[Rows from a figure dataset]
+===+
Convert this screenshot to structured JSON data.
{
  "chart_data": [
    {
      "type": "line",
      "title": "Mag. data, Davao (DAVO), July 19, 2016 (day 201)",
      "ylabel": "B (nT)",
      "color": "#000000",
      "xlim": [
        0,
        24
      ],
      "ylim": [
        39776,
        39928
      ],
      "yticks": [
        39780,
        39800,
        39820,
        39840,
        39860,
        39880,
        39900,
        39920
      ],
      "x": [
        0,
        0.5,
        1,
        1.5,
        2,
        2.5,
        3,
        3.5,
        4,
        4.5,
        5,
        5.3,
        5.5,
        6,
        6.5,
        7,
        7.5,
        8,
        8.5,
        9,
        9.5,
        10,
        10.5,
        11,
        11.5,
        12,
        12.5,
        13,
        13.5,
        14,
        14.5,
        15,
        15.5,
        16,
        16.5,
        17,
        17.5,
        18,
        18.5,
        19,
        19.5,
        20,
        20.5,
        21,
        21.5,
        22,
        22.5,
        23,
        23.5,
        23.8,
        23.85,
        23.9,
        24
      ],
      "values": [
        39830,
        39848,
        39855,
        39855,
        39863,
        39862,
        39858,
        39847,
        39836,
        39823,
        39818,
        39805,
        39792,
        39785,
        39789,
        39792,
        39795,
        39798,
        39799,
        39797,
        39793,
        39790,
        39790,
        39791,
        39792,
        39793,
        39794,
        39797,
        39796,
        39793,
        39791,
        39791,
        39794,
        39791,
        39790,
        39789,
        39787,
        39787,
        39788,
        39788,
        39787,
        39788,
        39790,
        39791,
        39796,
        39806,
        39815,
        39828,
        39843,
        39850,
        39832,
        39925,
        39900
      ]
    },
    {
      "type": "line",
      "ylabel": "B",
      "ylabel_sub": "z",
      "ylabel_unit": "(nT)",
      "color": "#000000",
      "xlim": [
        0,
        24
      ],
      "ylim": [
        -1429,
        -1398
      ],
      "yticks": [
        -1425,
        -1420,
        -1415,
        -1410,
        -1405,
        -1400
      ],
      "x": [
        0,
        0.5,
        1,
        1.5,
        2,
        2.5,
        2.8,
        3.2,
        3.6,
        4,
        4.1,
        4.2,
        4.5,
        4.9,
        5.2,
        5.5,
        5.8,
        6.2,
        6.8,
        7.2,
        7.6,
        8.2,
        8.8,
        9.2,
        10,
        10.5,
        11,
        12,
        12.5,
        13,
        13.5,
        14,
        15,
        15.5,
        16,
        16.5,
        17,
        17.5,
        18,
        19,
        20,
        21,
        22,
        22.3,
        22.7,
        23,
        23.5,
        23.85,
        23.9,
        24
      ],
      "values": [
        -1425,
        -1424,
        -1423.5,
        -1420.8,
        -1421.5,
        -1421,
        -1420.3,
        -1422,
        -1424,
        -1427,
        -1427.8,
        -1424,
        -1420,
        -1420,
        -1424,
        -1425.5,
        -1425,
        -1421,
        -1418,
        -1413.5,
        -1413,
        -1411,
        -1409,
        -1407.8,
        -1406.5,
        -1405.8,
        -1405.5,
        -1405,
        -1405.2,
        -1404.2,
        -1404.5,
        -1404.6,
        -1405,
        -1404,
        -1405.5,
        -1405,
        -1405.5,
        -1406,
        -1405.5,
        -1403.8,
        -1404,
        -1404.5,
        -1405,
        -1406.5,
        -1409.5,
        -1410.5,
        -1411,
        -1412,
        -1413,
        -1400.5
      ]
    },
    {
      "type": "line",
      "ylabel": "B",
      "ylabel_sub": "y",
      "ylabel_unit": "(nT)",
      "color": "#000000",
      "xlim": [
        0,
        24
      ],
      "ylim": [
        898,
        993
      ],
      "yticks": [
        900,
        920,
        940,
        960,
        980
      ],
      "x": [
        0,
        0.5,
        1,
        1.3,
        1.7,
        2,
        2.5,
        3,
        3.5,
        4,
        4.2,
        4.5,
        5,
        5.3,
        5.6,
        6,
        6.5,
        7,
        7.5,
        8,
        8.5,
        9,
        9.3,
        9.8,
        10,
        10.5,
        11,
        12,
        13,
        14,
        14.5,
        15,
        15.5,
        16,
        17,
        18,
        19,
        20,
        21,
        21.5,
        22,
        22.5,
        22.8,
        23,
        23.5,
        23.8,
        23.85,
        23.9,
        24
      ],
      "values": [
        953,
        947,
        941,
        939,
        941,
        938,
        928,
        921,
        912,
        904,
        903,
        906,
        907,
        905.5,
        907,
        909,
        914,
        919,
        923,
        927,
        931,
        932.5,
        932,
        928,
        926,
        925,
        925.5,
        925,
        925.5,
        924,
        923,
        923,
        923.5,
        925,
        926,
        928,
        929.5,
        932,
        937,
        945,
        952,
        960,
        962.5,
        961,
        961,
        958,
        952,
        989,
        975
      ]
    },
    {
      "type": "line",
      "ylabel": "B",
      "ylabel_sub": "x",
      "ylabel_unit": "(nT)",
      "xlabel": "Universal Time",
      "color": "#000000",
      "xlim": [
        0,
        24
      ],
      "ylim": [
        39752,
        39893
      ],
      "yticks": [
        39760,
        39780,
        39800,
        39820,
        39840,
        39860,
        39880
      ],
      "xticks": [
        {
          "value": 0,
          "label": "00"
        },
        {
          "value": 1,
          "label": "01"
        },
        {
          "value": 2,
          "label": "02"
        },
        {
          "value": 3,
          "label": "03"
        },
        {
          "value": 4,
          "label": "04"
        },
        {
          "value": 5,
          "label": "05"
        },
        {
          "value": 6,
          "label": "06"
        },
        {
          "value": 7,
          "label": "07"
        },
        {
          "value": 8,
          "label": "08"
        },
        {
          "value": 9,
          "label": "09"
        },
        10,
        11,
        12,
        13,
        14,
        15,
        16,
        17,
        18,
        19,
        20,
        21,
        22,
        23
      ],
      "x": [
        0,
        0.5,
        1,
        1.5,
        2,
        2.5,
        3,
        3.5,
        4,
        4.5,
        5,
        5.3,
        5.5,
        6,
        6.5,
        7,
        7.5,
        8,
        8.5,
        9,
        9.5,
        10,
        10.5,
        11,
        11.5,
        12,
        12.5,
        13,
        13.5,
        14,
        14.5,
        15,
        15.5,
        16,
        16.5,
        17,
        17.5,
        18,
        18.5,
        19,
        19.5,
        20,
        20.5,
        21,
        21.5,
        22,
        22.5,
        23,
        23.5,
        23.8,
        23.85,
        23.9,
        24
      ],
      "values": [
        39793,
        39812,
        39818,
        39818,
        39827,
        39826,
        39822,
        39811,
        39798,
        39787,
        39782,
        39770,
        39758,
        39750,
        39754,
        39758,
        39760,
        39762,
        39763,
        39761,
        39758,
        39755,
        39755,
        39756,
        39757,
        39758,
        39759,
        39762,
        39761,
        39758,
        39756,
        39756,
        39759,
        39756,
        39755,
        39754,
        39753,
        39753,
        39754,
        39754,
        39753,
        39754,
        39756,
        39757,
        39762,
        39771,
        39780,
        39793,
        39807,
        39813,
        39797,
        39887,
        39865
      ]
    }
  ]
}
+===+
[Stated goal] Would you give the material above again, complete and exact?

[Response to the exercise]
Convert this screenshot to structured JSON data.
{
  "chart_data": [
    {
      "type": "line",
      "title": "Mag. data, Davao (DAVO), July 19, 2016 (day 201)",
      "ylabel": "B (nT)",
      "color": "#000000",
      "xlim": [
        0,
        24
      ],
      "ylim": [
        39776,
        39928
      ],
      "yticks": [
        39780,
        39800,
        39820,
        39840,
        39860,
        39880,
        39900,
        39920
      ],
      "x": [
        0,
        0.5,
        1,
        1.5,
        2,
        2.5,
        3,
        3.5,
        4,
        4.5,
        5,
        5.3,
        5.5,
        6,
        6.5,
        7,
        7.5,
        8,
        8.5,
        9,
        9.5,
        10,
        10.5,
        11,
        11.5,
        12,
        12.5,
        13,
        13.5,
        14,
        14.5,
        15,
        15.5,
        16,
        16.5,
        17,
        17.5,
        18,
        18.5,
        19,
        19.5,
        20,
        20.5,
        21,
        21.5,
        22,
        22.5,
        23,
        23.5,
        23.8,
        23.85,
        23.9,
        24
      ],
      "values": [
        39830,
        39848,
        39855,
        39855,
        39863,
        39862,
        39858,
        39847,
        39836,
        39823,
        39818,
        39805,
        39792,
        39785,
        39789,
        39792,
        39795,
        39798,
        39799,
        39797,
        39793,
        39790,
        39790,
        39791,
        39792,
        39793,
        39794,
        39797,
        39796,
        39793,
        39791,
        39791,
        39794,
        39791,
        39790,
        39789,
        39787,
        39787,
        39788,
        39788,
        39787,
        39788,
        39790,
        39791,
        39796,
        39806,
        39815,
        39828,
        39843,
        39850,
        39832,
        39925,
        39900
      ]
    },
    {
      "type": "line",
      "ylabel": "B",
      "ylabel_sub": "z",
      "ylabel_unit": "(nT)",
      "color": "#000000",
      "xlim": [
        0,
        24
      ],
      "ylim": [
        -1429,
        -1398
      ],
      "yticks": [
        -1425,
        -1420,
        -1415,
        -1410,
        -1405,
        -1400
      ],
      "x": [
        0,
        0.5,
        1,
        1.5,
        2,
        2.5,
        2.8,
        3.2,
        3.6,
        4,
        4.1,
        4.2,
        4.5,
        4.9,
        5.2,
        5.5,
        5.8,
        6.2,
        6.8,
        7.2,
        7.6,
        8.2,
        8.8,
        9.2,
        10,
        10.5,
        11,
        12,
        12.5,
        13,
        13.5,
        14,
        15,
        15.5,
        16,
        16.5,
        17,
        17.5,
        18,
        19,
        20,
        21,
        22,
        22.3,
        22.7,
        23,
        23.5,
        23.85,
        23.9,
        24
      ],
      "values": [
        -1425,
        -1424,
        -1423.5,
        -1420.8,
        -1421.5,
        -1421,
        -1420.3,
        -1422,
        -1424,
        -1427,
        -1427.8,
        -1424,
        -1420,
        -1420,
        -1424,
        -1425.5,
        -1425,
        -1421,
        -1418,
        -1413.5,
        -1413,
        -1411,
        -1409,
        -1407.8,
        -1406.5,
        -1405.8,
        -1405.5,
        -1405,
        -1405.2,
        -1404.2,
        -1404.5,
        -1404.6,
        -1405,
        -1404,
        -1405.5,
        -1405,
        -1405.5,
        -1406,
        -1405.5,
        -1403.8,
        -1404,
        -1404.5,
        -1405,
        -1406.5,
        -1409.5,
        -1410.5,
        -1411,
        -1412,
        -1413,
        -1400.5
      ]
    },
    {
      "type": "line",
      "ylabel": "B",
      "ylabel_sub": "y",
      "ylabel_unit": "(nT)",
      "color": "#000000",
      "xlim": [
        0,
        24
      ],
      "ylim": [
        898,
        993
      ],
      "yticks": [
        900,
        920,
        940,
        960,
        980
      ],
      "x": [
        0,
        0.5,
        1,
        1.3,
        1.7,
        2,
        2.5,
        3,
        3.5,
        4,
        4.2,
        4.5,
        5,
        5.3,
        5.6,
        6,
        6.5,
        7,
        7.5,
        8,
        8.5,
        9,
        9.3,
        9.8,
        10,
        10.5,
        11,
        12,
        13,
        14,
        14.5,
        15,
        15.5,
        16,
        17,
        18,
        19,
        20,
        21,
        21.5,
        22,
        22.5,
        22.8,
        23,
        23.5,
        23.8,
        23.85,
        23.9,
        24
      ],
      "values": [
        953,
        947,
        941,
        939,
        941,
        938,
        928,
        921,
        912,
        904,
        903,
        906,
        907,
        905.5,
        907,
        909,
        914,
        919,
        923,
        927,
        931,
        932.5,
        932,
        928,
        926,
        925,
        925.5,
        925,
        925.5,
        924,
        923,
        923,
        923.5,
        925,
        926,
        928,
        929.5,
        932,
        937,
        945,
        952,
        960,
        962.5,
        961,
        961,
        958,
        952,
        989,
        975
      ]
    },
    {
      "type": "line",
      "ylabel": "B",
      "ylabel_sub": "x",
      "ylabel_unit": "(nT)",
      "xlabel": "Universal Time",
      "color": "#000000",
      "xlim": [
        0,
        24
      ],
      "ylim": [
        39752,
        39893
      ],
      "yticks": [
        39760,
        39780,
        39800,
        39820,
        39840,
        39860,
        39880
      ],
      "xticks": [
        {
          "value": 0,
          "label": "00"
        },
        {
          "value": 1,
          "label": "01"
        },
        {
          "value": 2,
          "label": "02"
        },
        {
          "value": 3,
          "label": "03"
        },
        {
          "value": 4,
          "label": "04"
        },
        {
          "value": 5,
          "label": "05"
        },
        {
          "value": 6,
          "label": "06"
        },
        {
          "value": 7,
          "label": "07"
        },
        {
          "value": 8,
          "label": "08"
        },
        {
          "value": 9,
          "label": "09"
        },
        10,
        11,
        12,
        13,
        14,
        15,
        16,
        17,
        18,
        19,
        20,
        21,
        22,
        23
      ],
      "x": [
        0,
        0.5,
        1,
        1.5,
        2,
        2.5,
        3,
        3.5,
        4,
        4.5,
        5,
        5.3,
        5.5,
        6,
        6.5,
        7,
        7.5,
        8,
        8.5,
        9,
        9.5,
        10,
        10.5,
        11,
        11.5,
        12,
        12.5,
        13,
        13.5,
        14,
        14.5,
        15,
        15.5,
        16,
        16.5,
        17,
        17.5,
        18,
        18.5,
        19,
        19.5,
        20,
        20.5,
        21,
        21.5,
        22,
        22.5,
        23,
        23.5,
        23.8,
        23.85,
        23.9,
        24
      ],
      "values": [
        39793,
        39812,
        39818,
        39818,
        39827,
        39826,
        39822,
        39811,
        39798,
        39787,
        39782,
        39770,
        39758,
        39750,
        39754,
        39758,
        39760,
        39762,
        39763,
        39761,
        39758,
        39755,
        39755,
        39756,
        39757,
        39758,
        39759,
        39762,
        39761,
        39758,
        39756,
        39756,
        39759,
        39756,
        39755,
        39754,
        39753,
        39753,
        39754,
        39754,
        39753,
        39754,
        39756,
        39757,
        39762,
        39771,
        39780,
        39793,
        39807,
        39813,
        39797,
        39887,
        39865
      ]
    }
  ]
}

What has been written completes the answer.